**DATASET:**
________

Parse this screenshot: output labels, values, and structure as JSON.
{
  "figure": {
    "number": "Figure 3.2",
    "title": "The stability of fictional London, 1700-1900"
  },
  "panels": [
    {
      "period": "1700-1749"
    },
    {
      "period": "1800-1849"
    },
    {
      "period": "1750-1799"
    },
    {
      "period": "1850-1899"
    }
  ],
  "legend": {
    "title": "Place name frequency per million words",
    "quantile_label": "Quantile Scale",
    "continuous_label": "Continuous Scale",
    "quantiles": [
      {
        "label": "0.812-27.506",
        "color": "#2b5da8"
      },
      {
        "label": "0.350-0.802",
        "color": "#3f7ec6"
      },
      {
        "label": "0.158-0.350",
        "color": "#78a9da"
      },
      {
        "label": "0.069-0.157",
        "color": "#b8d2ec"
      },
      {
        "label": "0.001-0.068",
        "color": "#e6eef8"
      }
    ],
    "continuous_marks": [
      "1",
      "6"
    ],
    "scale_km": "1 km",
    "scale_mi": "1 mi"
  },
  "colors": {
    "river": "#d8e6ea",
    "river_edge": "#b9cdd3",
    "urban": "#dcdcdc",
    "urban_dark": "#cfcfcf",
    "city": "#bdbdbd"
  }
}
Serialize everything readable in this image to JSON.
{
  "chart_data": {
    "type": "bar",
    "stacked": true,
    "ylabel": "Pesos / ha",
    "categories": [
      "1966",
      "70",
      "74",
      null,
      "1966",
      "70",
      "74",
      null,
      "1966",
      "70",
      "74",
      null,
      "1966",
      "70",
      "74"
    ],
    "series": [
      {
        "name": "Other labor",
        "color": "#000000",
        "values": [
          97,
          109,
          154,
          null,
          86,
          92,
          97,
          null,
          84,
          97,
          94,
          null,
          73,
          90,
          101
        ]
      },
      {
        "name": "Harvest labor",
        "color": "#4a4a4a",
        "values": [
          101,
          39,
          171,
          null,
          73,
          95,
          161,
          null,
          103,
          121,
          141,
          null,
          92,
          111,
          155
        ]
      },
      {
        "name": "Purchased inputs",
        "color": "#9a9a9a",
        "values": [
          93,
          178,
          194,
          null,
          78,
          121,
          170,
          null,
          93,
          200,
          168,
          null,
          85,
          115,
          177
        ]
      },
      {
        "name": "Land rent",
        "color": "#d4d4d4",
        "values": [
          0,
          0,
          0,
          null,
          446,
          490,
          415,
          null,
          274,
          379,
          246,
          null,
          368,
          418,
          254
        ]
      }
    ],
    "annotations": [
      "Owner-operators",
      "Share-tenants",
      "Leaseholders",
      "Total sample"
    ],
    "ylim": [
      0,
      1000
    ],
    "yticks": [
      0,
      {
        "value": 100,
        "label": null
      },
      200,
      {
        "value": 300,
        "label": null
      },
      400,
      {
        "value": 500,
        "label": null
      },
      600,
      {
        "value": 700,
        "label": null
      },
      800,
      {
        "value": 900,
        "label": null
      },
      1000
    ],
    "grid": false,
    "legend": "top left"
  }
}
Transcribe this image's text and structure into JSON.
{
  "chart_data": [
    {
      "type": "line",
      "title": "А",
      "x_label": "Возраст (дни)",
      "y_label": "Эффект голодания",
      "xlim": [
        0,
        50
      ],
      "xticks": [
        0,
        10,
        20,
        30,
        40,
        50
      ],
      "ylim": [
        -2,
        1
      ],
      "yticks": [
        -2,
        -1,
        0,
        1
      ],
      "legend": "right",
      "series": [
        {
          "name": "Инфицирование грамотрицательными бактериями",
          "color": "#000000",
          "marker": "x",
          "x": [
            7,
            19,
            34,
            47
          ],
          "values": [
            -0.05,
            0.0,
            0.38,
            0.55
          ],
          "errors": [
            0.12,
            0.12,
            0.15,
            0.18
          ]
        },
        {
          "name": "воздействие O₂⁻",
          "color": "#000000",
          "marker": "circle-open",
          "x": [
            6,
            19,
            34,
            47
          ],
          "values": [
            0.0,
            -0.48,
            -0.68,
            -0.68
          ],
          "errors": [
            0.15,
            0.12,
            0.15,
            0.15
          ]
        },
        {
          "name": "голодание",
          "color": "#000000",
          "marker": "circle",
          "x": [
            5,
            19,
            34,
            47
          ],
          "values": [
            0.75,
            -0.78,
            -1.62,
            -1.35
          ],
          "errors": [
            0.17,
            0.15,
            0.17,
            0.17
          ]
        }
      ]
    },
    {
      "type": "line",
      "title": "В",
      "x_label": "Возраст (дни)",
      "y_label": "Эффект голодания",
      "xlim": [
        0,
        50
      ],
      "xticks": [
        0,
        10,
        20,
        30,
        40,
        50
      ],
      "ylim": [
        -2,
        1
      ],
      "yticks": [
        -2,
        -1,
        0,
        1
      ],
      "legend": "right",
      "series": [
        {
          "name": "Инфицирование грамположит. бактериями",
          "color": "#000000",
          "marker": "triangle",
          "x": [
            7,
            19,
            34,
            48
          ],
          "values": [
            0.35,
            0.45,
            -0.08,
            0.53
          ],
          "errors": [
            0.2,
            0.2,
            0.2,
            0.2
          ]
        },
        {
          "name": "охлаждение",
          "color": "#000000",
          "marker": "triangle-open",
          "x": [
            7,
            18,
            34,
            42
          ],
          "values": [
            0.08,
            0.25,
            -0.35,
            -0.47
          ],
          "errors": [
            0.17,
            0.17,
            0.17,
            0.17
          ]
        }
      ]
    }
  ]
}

________

Consider the entries above and return each line with the string "structure".

**TASK RESULT:**
Parse this screenshot: output labels, values, and structure as JSON.
Transcribe this image's text and structure into JSON.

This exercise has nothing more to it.